* Start Records for this exercise *
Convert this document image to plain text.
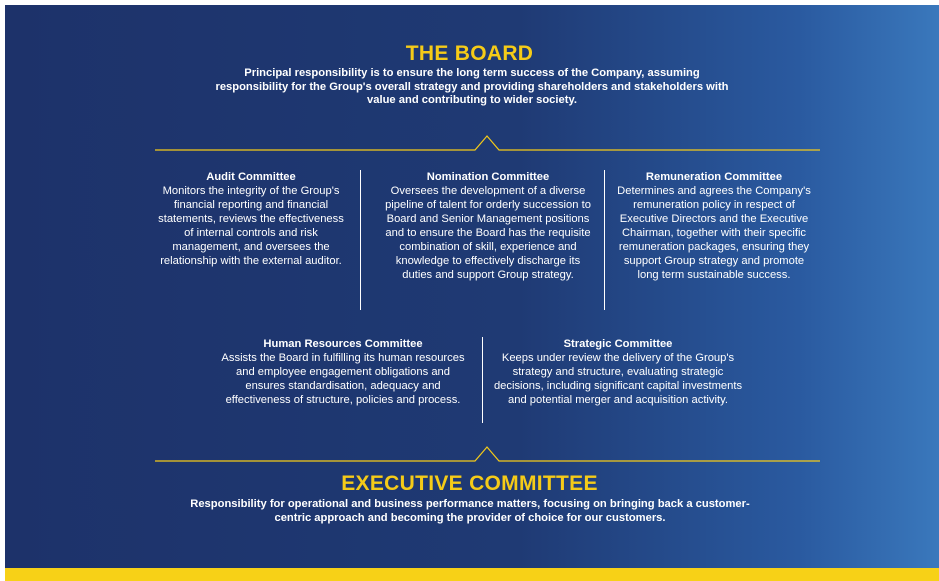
THE BOARD
Principal responsibility is to ensure the long term success of the Company, assuming responsibility for the Group's overall strategy and providing shareholders and stakeholders with value and contributing to wider society.
Audit Committee
Monitors the integrity of the Group's financial reporting and financial statements, reviews the effectiveness of internal controls and risk management, and oversees the relationship with the external auditor.
Nomination Committee
Oversees the development of a diverse pipeline of talent for orderly succession to Board and Senior Management positions and to ensure the Board has the requisite combination of skill, experience and knowledge to effectively discharge its duties and support Group strategy.
Remuneration Committee
Determines and agrees the Company's remuneration policy in respect of Executive Directors and the Executive Chairman, together with their specific remuneration packages, ensuring they support Group strategy and promote long term sustainable success.
Human Resources Committee
Assists the Board in fulfilling its human resources and employee engagement obligations and ensures standardisation, adequacy and effectiveness of structure, policies and process.
Strategic Committee
Keeps under review the delivery of the Group's strategy and structure, evaluating strategic decisions, including significant capital investments and potential merger and acquisition activity.
EXECUTIVE COMMITTEE
Responsibility for operational and business performance matters, focusing on bringing back a customer-centric approach and becoming the provider of choice for our customers.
* End Records for this exercise *
- What is being asked:
Show the lines from the data above that contain the string "Company".

- Output below:
Principal responsibility is to ensure the long term success of the Company, assuming responsibility for the Group's overall strategy and providing shareholders and stakeholders with value and contributing to wider society.
Determines and agrees the Company's remuneration policy in respect of Executive Directors and the Executive Chairman, together with their specific remuneration packages, ensuring they support Group strategy and promote long term sustainable success.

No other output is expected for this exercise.